> _What is required_
Exactly as written, please set down all of the entries again, with no pictures.

> _Excerpted data_
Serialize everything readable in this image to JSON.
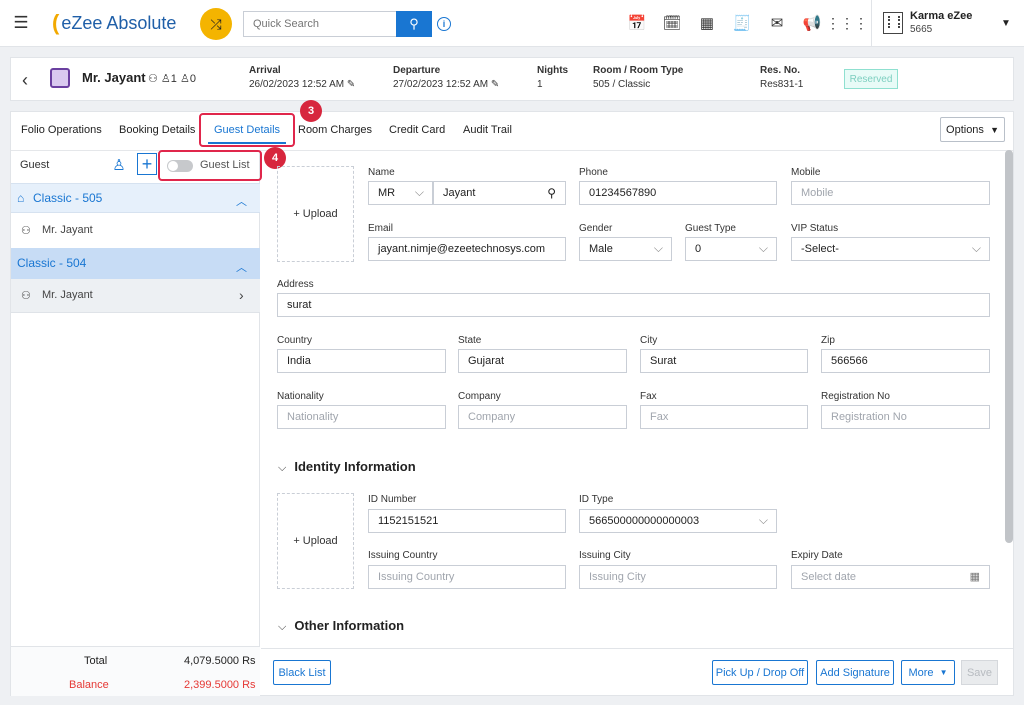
{
  "app": {
    "brand": "eZee Absolute",
    "search_placeholder": "Quick Search",
    "user_name": "Karma eZee",
    "user_code": "5665"
  },
  "header": {
    "guest_name": "Mr. Jayant",
    "adults": "1",
    "children": "0",
    "arrival_label": "Arrival",
    "arrival_value": "26/02/2023 12:52 AM",
    "departure_label": "Departure",
    "departure_value": "27/02/2023 12:52 AM",
    "nights_label": "Nights",
    "nights_value": "1",
    "room_label": "Room / Room Type",
    "room_value": "505 / Classic",
    "resno_label": "Res. No.",
    "resno_value": "Res831-1",
    "status": "Reserved"
  },
  "tabs": [
    "Folio Operations",
    "Booking Details",
    "Guest Details",
    "Room Charges",
    "Credit Card",
    "Audit Trail"
  ],
  "options_label": "Options",
  "markers": {
    "tab": "3",
    "toggle": "4"
  },
  "left": {
    "guest_label": "Guest",
    "guest_list_label": "Guest List",
    "groups": [
      {
        "label": "Classic - 505",
        "guest": "Mr. Jayant"
      },
      {
        "label": "Classic - 504",
        "guest": "Mr. Jayant"
      }
    ],
    "total_label": "Total",
    "total_value": "4,079.5000 Rs",
    "balance_label": "Balance",
    "balance_value": "2,399.5000 Rs"
  },
  "form": {
    "upload_label": "+ Upload",
    "name_label": "Name",
    "title_value": "MR",
    "name_value": "Jayant",
    "phone_label": "Phone",
    "phone_value": "01234567890",
    "mobile_label": "Mobile",
    "mobile_placeholder": "Mobile",
    "email_label": "Email",
    "email_value": "jayant.nimje@ezeetechnosys.com",
    "gender_label": "Gender",
    "gender_value": "Male",
    "guesttype_label": "Guest Type",
    "guesttype_value": "0",
    "vip_label": "VIP Status",
    "vip_value": "-Select-",
    "address_label": "Address",
    "address_value": "surat",
    "country_label": "Country",
    "country_value": "India",
    "state_label": "State",
    "state_value": "Gujarat",
    "city_label": "City",
    "city_value": "Surat",
    "zip_label": "Zip",
    "zip_value": "566566",
    "nationality_label": "Nationality",
    "nationality_placeholder": "Nationality",
    "company_label": "Company",
    "company_placeholder": "Company",
    "fax_label": "Fax",
    "fax_placeholder": "Fax",
    "regno_label": "Registration No",
    "regno_placeholder": "Registration No",
    "identity_title": "Identity Information",
    "idnum_label": "ID Number",
    "idnum_value": "1152151521",
    "idtype_label": "ID Type",
    "idtype_value": "566500000000000003",
    "icountry_label": "Issuing Country",
    "icountry_placeholder": "Issuing Country",
    "icity_label": "Issuing City",
    "icity_placeholder": "Issuing City",
    "expiry_label": "Expiry Date",
    "expiry_placeholder": "Select date",
    "other_title": "Other Information"
  },
  "buttons": {
    "blacklist": "Black List",
    "pickup": "Pick Up / Drop Off",
    "signature": "Add Signature",
    "more": "More",
    "save": "Save"
  },
  "colors": {
    "accent": "#1976d2",
    "highlight": "#e0264b",
    "balance": "#e53935",
    "badge": "#7ecfc0"
  }
}
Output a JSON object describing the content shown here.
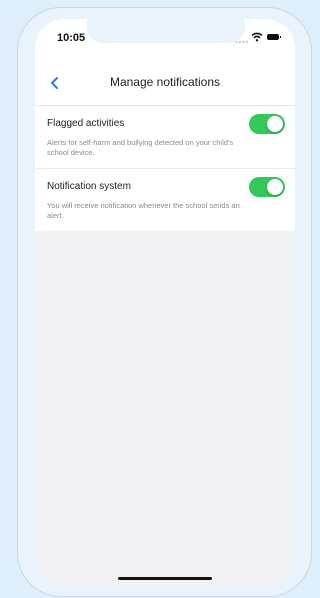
{
  "status_bar": {
    "time": "10:05"
  },
  "header": {
    "title": "Manage notifications",
    "back_icon": "chevron-left-icon"
  },
  "settings": [
    {
      "title": "Flagged activities",
      "description": "Alerts for self-harm and bullying detected on your child's school device.",
      "enabled": true
    },
    {
      "title": "Notification system",
      "description": "You will receive notification whenever the school sends an alert.",
      "enabled": true
    }
  ],
  "colors": {
    "accent": "#2f7be0",
    "toggle_on": "#34c759",
    "background": "#dfeefb"
  }
}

> _Problem solution_
Serialize everything readable in this image to JSON.
{
  "app": {
    "brand": "eZee Absolute",
    "search_placeholder": "Quick Search",
    "user_name": "Karma eZee",
    "user_code": "5665"
  },
  "header": {
    "guest_name": "Mr. Jayant",
    "adults": "1",
    "children": "0",
    "arrival_label": "Arrival",
    "arrival_value": "26/02/2023 12:52 AM",
    "departure_label": "Departure",
    "departure_value": "27/02/2023 12:52 AM",
    "nights_label": "Nights",
    "nights_value": "1",
    "room_label": "Room / Room Type",
    "room_value": "505 / Classic",
    "resno_label": "Res. No.",
    "resno_value": "Res831-1",
    "status": "Reserved"
  },
  "tabs": [
    "Folio Operations",
    "Booking Details",
    "Guest Details",
    "Room Charges",
    "Credit Card",
    "Audit Trail"
  ],
  "options_label": "Options",
  "markers": {
    "tab": "3",
    "toggle": "4"
  },
  "left": {
    "guest_label": "Guest",
    "guest_list_label": "Guest List",
    "groups": [
      {
        "label": "Classic - 505",
        "guest": "Mr. Jayant"
      },
      {
        "label": "Classic - 504",
        "guest": "Mr. Jayant"
      }
    ],
    "total_label": "Total",
    "total_value": "4,079.5000 Rs",
    "balance_label": "Balance",
    "balance_value": "2,399.5000 Rs"
  },
  "form": {
    "upload_label": "+ Upload",
    "name_label": "Name",
    "title_value": "MR",
    "name_value": "Jayant",
    "phone_label": "Phone",
    "phone_value": "01234567890",
    "mobile_label": "Mobile",
    "mobile_placeholder": "Mobile",
    "email_label": "Email",
    "email_value": "jayant.nimje@ezeetechnosys.com",
    "gender_label": "Gender",
    "gender_value": "Male",
    "guesttype_label": "Guest Type",
    "guesttype_value": "0",
    "vip_label": "VIP Status",
    "vip_value": "-Select-",
    "address_label": "Address",
    "address_value": "surat",
    "country_label": "Country",
    "country_value": "India",
    "state_label": "State",
    "state_value": "Gujarat",
    "city_label": "City",
    "city_value": "Surat",
    "zip_label": "Zip",
    "zip_value": "566566",
    "nationality_label": "Nationality",
    "nationality_placeholder": "Nationality",
    "company_label": "Company",
    "company_placeholder": "Company",
    "fax_label": "Fax",
    "fax_placeholder": "Fax",
    "regno_label": "Registration No",
    "regno_placeholder": "Registration No",
    "identity_title": "Identity Information",
    "idnum_label": "ID Number",
    "idnum_value": "1152151521",
    "idtype_label": "ID Type",
    "idtype_value": "566500000000000003",
    "icountry_label": "Issuing Country",
    "icountry_placeholder": "Issuing Country",
    "icity_label": "Issuing City",
    "icity_placeholder": "Issuing City",
    "expiry_label": "Expiry Date",
    "expiry_placeholder": "Select date",
    "other_title": "Other Information"
  },
  "buttons": {
    "blacklist": "Black List",
    "pickup": "Pick Up / Drop Off",
    "signature": "Add Signature",
    "more": "More",
    "save": "Save"
  },
  "colors": {
    "accent": "#1976d2",
    "highlight": "#e0264b",
    "balance": "#e53935",
    "badge": "#7ecfc0"
  }
}
Output a JSON object describing the content shown here.
{
  "status_bar": {
    "time": "10:05"
  },
  "header": {
    "title": "Manage notifications",
    "back_icon": "chevron-left-icon"
  },
  "settings": [
    {
      "title": "Flagged activities",
      "description": "Alerts for self-harm and bullying detected on your child's school device.",
      "enabled": true
    },
    {
      "title": "Notification system",
      "description": "You will receive notification whenever the school sends an alert.",
      "enabled": true
    }
  ],
  "colors": {
    "accent": "#2f7be0",
    "toggle_on": "#34c759",
    "background": "#dfeefb"
  }
}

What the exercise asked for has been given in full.